# WRITTEN TASK
Extract every line of the material below and reproduce it faithfully.

## begin EXERCISE MATERIAL

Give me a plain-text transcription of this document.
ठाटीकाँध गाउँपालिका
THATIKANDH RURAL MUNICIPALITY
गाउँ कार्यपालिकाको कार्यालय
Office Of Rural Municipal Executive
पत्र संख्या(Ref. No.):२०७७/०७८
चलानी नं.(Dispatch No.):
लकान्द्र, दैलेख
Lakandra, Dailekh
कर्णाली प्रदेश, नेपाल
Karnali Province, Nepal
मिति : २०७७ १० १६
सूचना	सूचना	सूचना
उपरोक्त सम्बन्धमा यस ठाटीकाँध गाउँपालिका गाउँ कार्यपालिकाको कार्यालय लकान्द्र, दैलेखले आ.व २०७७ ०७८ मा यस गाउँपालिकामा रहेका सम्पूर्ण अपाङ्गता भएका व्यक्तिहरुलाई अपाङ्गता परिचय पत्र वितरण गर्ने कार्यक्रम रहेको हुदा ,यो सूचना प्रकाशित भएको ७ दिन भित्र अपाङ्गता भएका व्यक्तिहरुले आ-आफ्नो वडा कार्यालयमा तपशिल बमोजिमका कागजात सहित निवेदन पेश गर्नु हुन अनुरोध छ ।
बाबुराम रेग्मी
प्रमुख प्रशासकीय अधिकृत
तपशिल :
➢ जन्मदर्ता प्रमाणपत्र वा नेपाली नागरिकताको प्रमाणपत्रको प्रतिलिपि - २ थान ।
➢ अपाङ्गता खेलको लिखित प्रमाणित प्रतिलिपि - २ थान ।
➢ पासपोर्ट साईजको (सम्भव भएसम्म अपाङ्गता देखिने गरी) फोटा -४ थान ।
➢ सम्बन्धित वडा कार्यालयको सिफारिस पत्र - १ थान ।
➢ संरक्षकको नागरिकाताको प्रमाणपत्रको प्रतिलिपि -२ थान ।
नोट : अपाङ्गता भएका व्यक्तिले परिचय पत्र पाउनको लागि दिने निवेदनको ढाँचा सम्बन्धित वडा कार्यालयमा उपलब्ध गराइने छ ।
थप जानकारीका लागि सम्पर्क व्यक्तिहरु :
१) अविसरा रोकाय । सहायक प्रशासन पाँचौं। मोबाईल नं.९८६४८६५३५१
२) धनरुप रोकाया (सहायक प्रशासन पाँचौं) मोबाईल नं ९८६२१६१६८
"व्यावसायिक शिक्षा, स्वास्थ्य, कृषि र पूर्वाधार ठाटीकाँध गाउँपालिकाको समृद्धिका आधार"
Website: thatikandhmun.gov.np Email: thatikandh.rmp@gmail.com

## end EXERCISE MATERIAL

# EXERCISE RESULT
Give me a plain-text transcription of this document.
ठाटीकाँध गाउँपालिका
THATIKANDH RURAL MUNICIPALITY
गाउँ कार्यपालिकाको कार्यालय
Office Of Rural Municipal Executive
पत्र संख्या(Ref. No.):२०७७/०७८
चलानी नं.(Dispatch No.):
लकान्द्र, दैलेख
Lakandra, Dailekh
कर्णाली प्रदेश, नेपाल
Karnali Province, Nepal
मिति : २०७७ १० १६
सूचना	सूचना	सूचना
उपरोक्त सम्बन्धमा यस ठाटीकाँध गाउँपालिका गाउँ कार्यपालिकाको कार्यालय लकान्द्र, दैलेखले आ.व २०७७ ०७८ मा यस गाउँपालिकामा रहेका सम्पूर्ण अपाङ्गता भएका व्यक्तिहरुलाई अपाङ्गता परिचय पत्र वितरण गर्ने कार्यक्रम रहेको हुदा ,यो सूचना प्रकाशित भएको ७ दिन भित्र अपाङ्गता भएका व्यक्तिहरुले आ-आफ्नो वडा कार्यालयमा तपशिल बमोजिमका कागजात सहित निवेदन पेश गर्नु हुन अनुरोध छ ।
बाबुराम रेग्मी
प्रमुख प्रशासकीय अधिकृत
तपशिल :
➢ जन्मदर्ता प्रमाणपत्र वा नेपाली नागरिकताको प्रमाणपत्रको प्रतिलिपि - २ थान ।
➢ अपाङ्गता खेलको लिखित प्रमाणित प्रतिलिपि - २ थान ।
➢ पासपोर्ट साईजको (सम्भव भएसम्म अपाङ्गता देखिने गरी) फोटा -४ थान ।
➢ सम्बन्धित वडा कार्यालयको सिफारिस पत्र - १ थान ।
➢ संरक्षकको नागरिकाताको प्रमाणपत्रको प्रतिलिपि -२ थान ।
नोट : अपाङ्गता भएका व्यक्तिले परिचय पत्र पाउनको लागि दिने निवेदनको ढाँचा सम्बन्धित वडा कार्यालयमा उपलब्ध गराइने छ ।
थप जानकारीका लागि सम्पर्क व्यक्तिहरु :
१) अविसरा रोकाय । सहायक प्रशासन पाँचौं। मोबाईल नं.९८६४८६५३५१
२) धनरुप रोकाया (सहायक प्रशासन पाँचौं) मोबाईल नं ९८६२१६१६८
"व्यावसायिक शिक्षा, स्वास्थ्य, कृषि र पूर्वाधार ठाटीकाँध गाउँपालिकाको समृद्धिका आधार"
Website: thatikandhmun.gov.np Email: thatikandh.rmp@gmail.com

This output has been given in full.